The request: Reproduce the listing below character for character; drop every image.

The data:
= = =

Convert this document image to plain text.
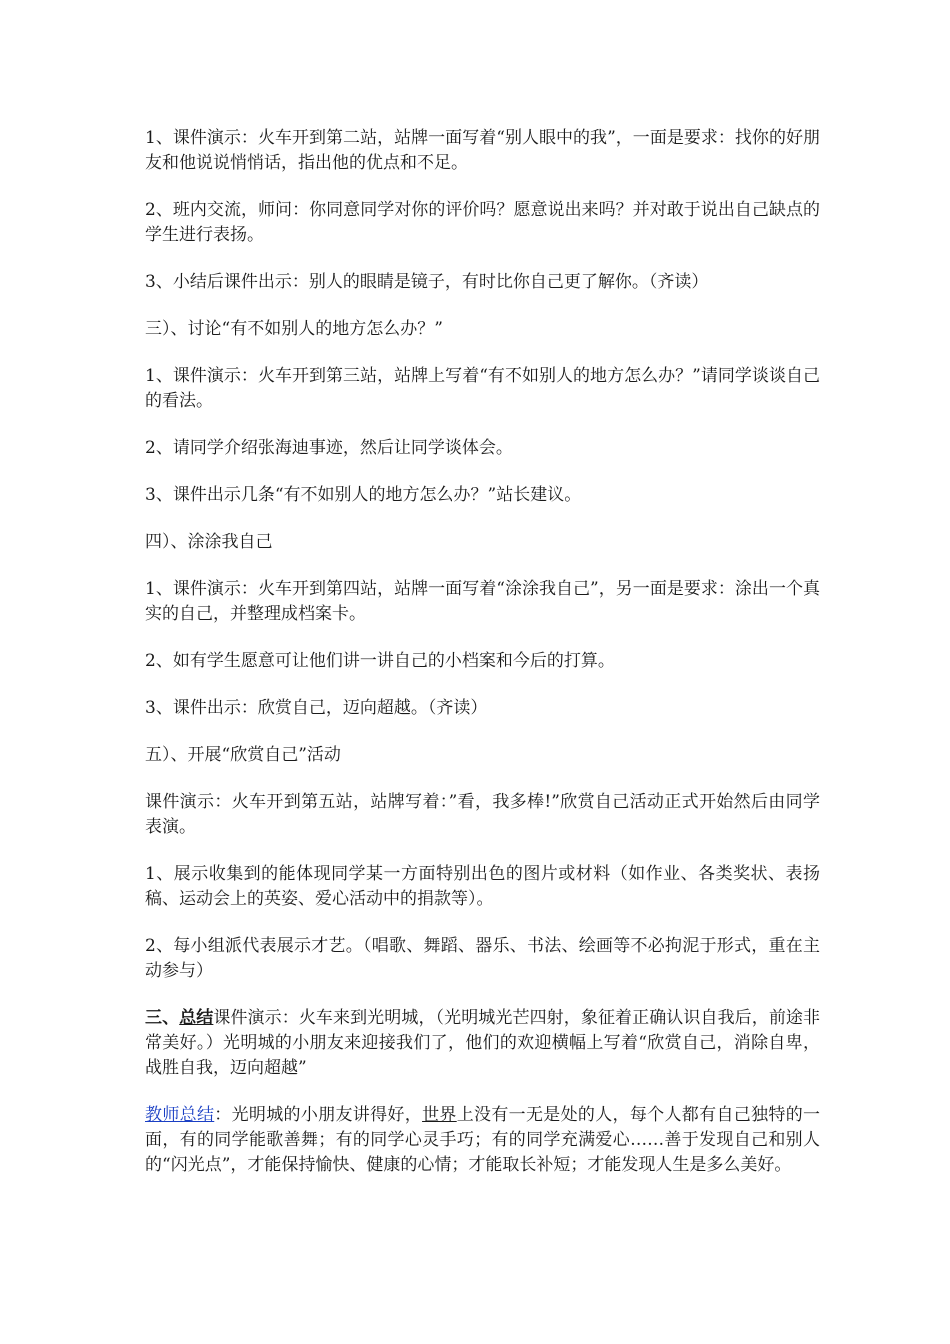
1、课件演示：火车开到第二站，站牌一面写着“别人眼中的我”，一面是要求：找你的好朋友和他说说悄悄话，指出他的优点和不足。

2、班内交流，师问：你同意同学对你的评价吗？愿意说出来吗？并对敢于说出自己缺点的学生进行表扬。

3、小结后课件出示：别人的眼睛是镜子，有时比你自己更了解你。（齐读）

三）、讨论“有不如别人的地方怎么办？”

1、课件演示：火车开到第三站，站牌上写着“有不如别人的地方怎么办？”请同学谈谈自己的看法。

2、请同学介绍张海迪事迹，然后让同学谈体会。

3、课件出示几条“有不如别人的地方怎么办？”站长建议。

四）、涂涂我自己

1、课件演示：火车开到第四站，站牌一面写着“涂涂我自己”，另一面是要求：涂出一个真实的自己，并整理成档案卡。

2、如有学生愿意可让他们讲一讲自己的小档案和今后的打算。

3、课件出示：欣赏自己，迈向超越。（齐读）

五）、开展“欣赏自己”活动

课件演示：火车开到第五站，站牌写着：”看，我多棒!”欣赏自己活动正式开始然后由同学表演。

1、展示收集到的能体现同学某一方面特别出色的图片或材料（如作业、各类奖状、表扬稿、运动会上的英姿、爱心活动中的捐款等）。

2、每小组派代表展示才艺。（唱歌、舞蹈、器乐、书法、绘画等不必拘泥于形式，重在主动参与）

三、总结课件演示：火车来到光明城，（光明城光芒四射，象征着正确认识自我后，前途非常美好。）光明城的小朋友来迎接我们了，他们的欢迎横幅上写着“欣赏自己，消除自卑，战胜自我，迈向超越”

教师总结：光明城的小朋友讲得好，世界上没有一无是处的人，每个人都有自己独特的一面，有的同学能歌善舞；有的同学心灵手巧；有的同学充满爱心……善于发现自己和别人的“闪光点”，才能保持愉快、健康的心情；才能取长补短；才能发现人生是多么美好。
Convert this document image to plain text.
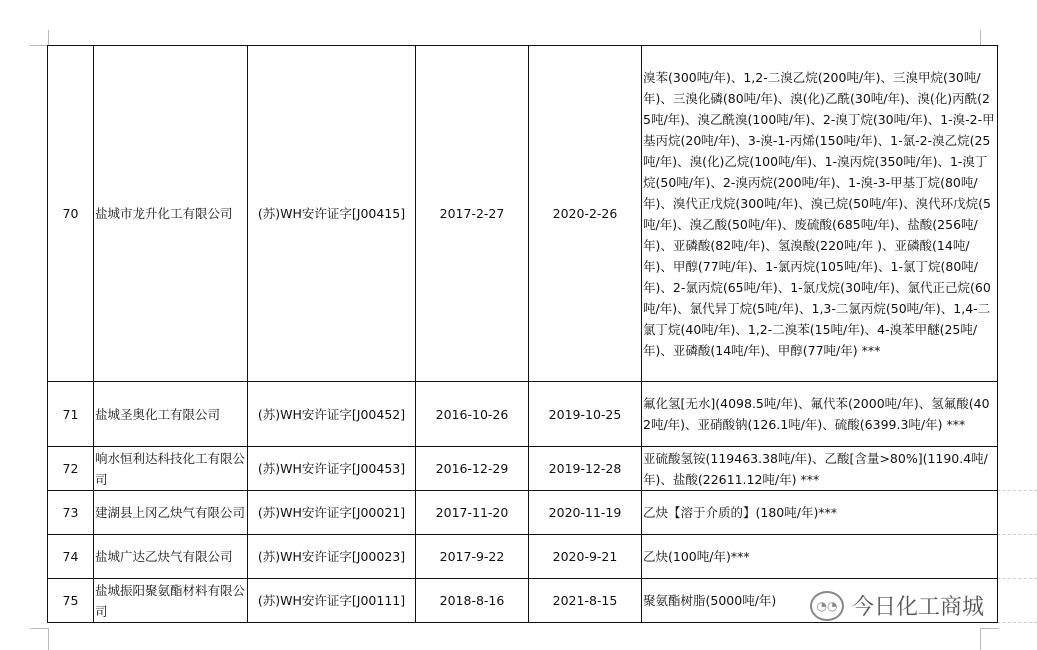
70	盐城市龙升化工有限公司	(苏)WH安许证字[J00415]	2017-2-27	2020-2-26	溴苯(300吨/年)、1,2-二溴乙烷(200吨/年)、三溴甲烷(30吨/年)、三溴化磷(80吨/年)、溴(化)乙酰(30吨/年)、溴(化)丙酰(25吨/年)、溴乙酰溴(100吨/年)、2-溴丁烷(30吨/年)、1-溴-2-甲基丙烷(20吨/年)、3-溴-1-丙烯(150吨/年)、1-氯-2-溴乙烷(25吨/年)、溴(化)乙烷(100吨/年)、1-溴丙烷(350吨/年)、1-溴丁烷(50吨/年)、2-溴丙烷(200吨/年)、1-溴-3-甲基丁烷(80吨/年)、溴代正戊烷(300吨/年)、溴己烷(50吨/年)、溴代环戊烷(5吨/年)、溴乙酸(50吨/年)、废硫酸(685吨/年)、盐酸(256吨/年)、亚磷酸(82吨/年)、氢溴酸(220吨/年 )、亚磷酸(14吨/年)、甲醇(77吨/年)、1-氯丙烷(105吨/年)、1-氯丁烷(80吨/年)、2-氯丙烷(65吨/年)、1-氯戊烷(30吨/年)、氯代正己烷(60吨/年)、氯代异丁烷(5吨/年)、1,3-二氯丙烷(50吨/年)、1,4-二氯丁烷(40吨/年)、1,2-二溴苯(15吨/年)、4-溴苯甲醚(25吨/年)、亚磷酸(14吨/年)、甲醇(77吨/年) ***
71	盐城圣奥化工有限公司	(苏)WH安许证字[J00452]	2016-10-26	2019-10-25	氟化氢[无水](4098.5吨/年)、氟代苯(2000吨/年)、氢氟酸(402吨/年)、亚硝酸钠(126.1吨/年)、硫酸(6399.3吨/年) ***
72	响水恒利达科技化工有限公司	(苏)WH安许证字[J00453]	2016-12-29	2019-12-28	亚硫酸氢铵(119463.38吨/年)、乙酸[含量>80%](1190.4吨/年)、盐酸(22611.12吨/年) ***
73	建湖县上冈乙炔气有限公司	(苏)WH安许证字[J00021]	2017-11-20	2020-11-19	乙炔【溶于介质的】(180吨/年)***
74	盐城广达乙炔气有限公司	(苏)WH安许证字[J00023]	2017-9-22	2020-9-21	乙炔(100吨/年)***
75	盐城振阳聚氨酯材料有限公司	(苏)WH安许证字[J00111]	2018-8-16	2021-8-15	聚氨酯树脂(5000吨/年)	◔◔ 今日化工商城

= = =

Response:
Convert this document image to plain text.
1、课件演示：火车开到第二站，站牌一面写着“别人眼中的我”，一面是要求：找你的好朋友和他说说悄悄话，指出他的优点和不足。

2、班内交流，师问：你同意同学对你的评价吗？愿意说出来吗？并对敢于说出自己缺点的学生进行表扬。

3、小结后课件出示：别人的眼睛是镜子，有时比你自己更了解你。（齐读）

三）、讨论“有不如别人的地方怎么办？”

1、课件演示：火车开到第三站，站牌上写着“有不如别人的地方怎么办？”请同学谈谈自己的看法。

2、请同学介绍张海迪事迹，然后让同学谈体会。

3、课件出示几条“有不如别人的地方怎么办？”站长建议。

四）、涂涂我自己

1、课件演示：火车开到第四站，站牌一面写着“涂涂我自己”，另一面是要求：涂出一个真实的自己，并整理成档案卡。

2、如有学生愿意可让他们讲一讲自己的小档案和今后的打算。

3、课件出示：欣赏自己，迈向超越。（齐读）

五）、开展“欣赏自己”活动

课件演示：火车开到第五站，站牌写着：”看，我多棒!”欣赏自己活动正式开始然后由同学表演。

1、展示收集到的能体现同学某一方面特别出色的图片或材料（如作业、各类奖状、表扬稿、运动会上的英姿、爱心活动中的捐款等）。

2、每小组派代表展示才艺。（唱歌、舞蹈、器乐、书法、绘画等不必拘泥于形式，重在主动参与）

三、总结课件演示：火车来到光明城，（光明城光芒四射，象征着正确认识自我后，前途非常美好。）光明城的小朋友来迎接我们了，他们的欢迎横幅上写着“欣赏自己，消除自卑，战胜自我，迈向超越”

教师总结：光明城的小朋友讲得好，世界上没有一无是处的人，每个人都有自己独特的一面，有的同学能歌善舞；有的同学心灵手巧；有的同学充满爱心……善于发现自己和别人的“闪光点”，才能保持愉快、健康的心情；才能取长补短；才能发现人生是多么美好。
Convert this document image to plain text.
70	盐城市龙升化工有限公司	(苏)WH安许证字[J00415]	2017-2-27	2020-2-26	溴苯(300吨/年)、1,2-二溴乙烷(200吨/年)、三溴甲烷(30吨/年)、三溴化磷(80吨/年)、溴(化)乙酰(30吨/年)、溴(化)丙酰(25吨/年)、溴乙酰溴(100吨/年)、2-溴丁烷(30吨/年)、1-溴-2-甲基丙烷(20吨/年)、3-溴-1-丙烯(150吨/年)、1-氯-2-溴乙烷(25吨/年)、溴(化)乙烷(100吨/年)、1-溴丙烷(350吨/年)、1-溴丁烷(50吨/年)、2-溴丙烷(200吨/年)、1-溴-3-甲基丁烷(80吨/年)、溴代正戊烷(300吨/年)、溴己烷(50吨/年)、溴代环戊烷(5吨/年)、溴乙酸(50吨/年)、废硫酸(685吨/年)、盐酸(256吨/年)、亚磷酸(82吨/年)、氢溴酸(220吨/年 )、亚磷酸(14吨/年)、甲醇(77吨/年)、1-氯丙烷(105吨/年)、1-氯丁烷(80吨/年)、2-氯丙烷(65吨/年)、1-氯戊烷(30吨/年)、氯代正己烷(60吨/年)、氯代异丁烷(5吨/年)、1,3-二氯丙烷(50吨/年)、1,4-二氯丁烷(40吨/年)、1,2-二溴苯(15吨/年)、4-溴苯甲醚(25吨/年)、亚磷酸(14吨/年)、甲醇(77吨/年) ***
71	盐城圣奥化工有限公司	(苏)WH安许证字[J00452]	2016-10-26	2019-10-25	氟化氢[无水](4098.5吨/年)、氟代苯(2000吨/年)、氢氟酸(402吨/年)、亚硝酸钠(126.1吨/年)、硫酸(6399.3吨/年) ***
72	响水恒利达科技化工有限公司	(苏)WH安许证字[J00453]	2016-12-29	2019-12-28	亚硫酸氢铵(119463.38吨/年)、乙酸[含量>80%](1190.4吨/年)、盐酸(22611.12吨/年) ***
73	建湖县上冈乙炔气有限公司	(苏)WH安许证字[J00021]	2017-11-20	2020-11-19	乙炔【溶于介质的】(180吨/年)***
74	盐城广达乙炔气有限公司	(苏)WH安许证字[J00023]	2017-9-22	2020-9-21	乙炔(100吨/年)***
75	盐城振阳聚氨酯材料有限公司	(苏)WH安许证字[J00111]	2018-8-16	2021-8-15	聚氨酯树脂(5000吨/年)	◔◔ 今日化工商城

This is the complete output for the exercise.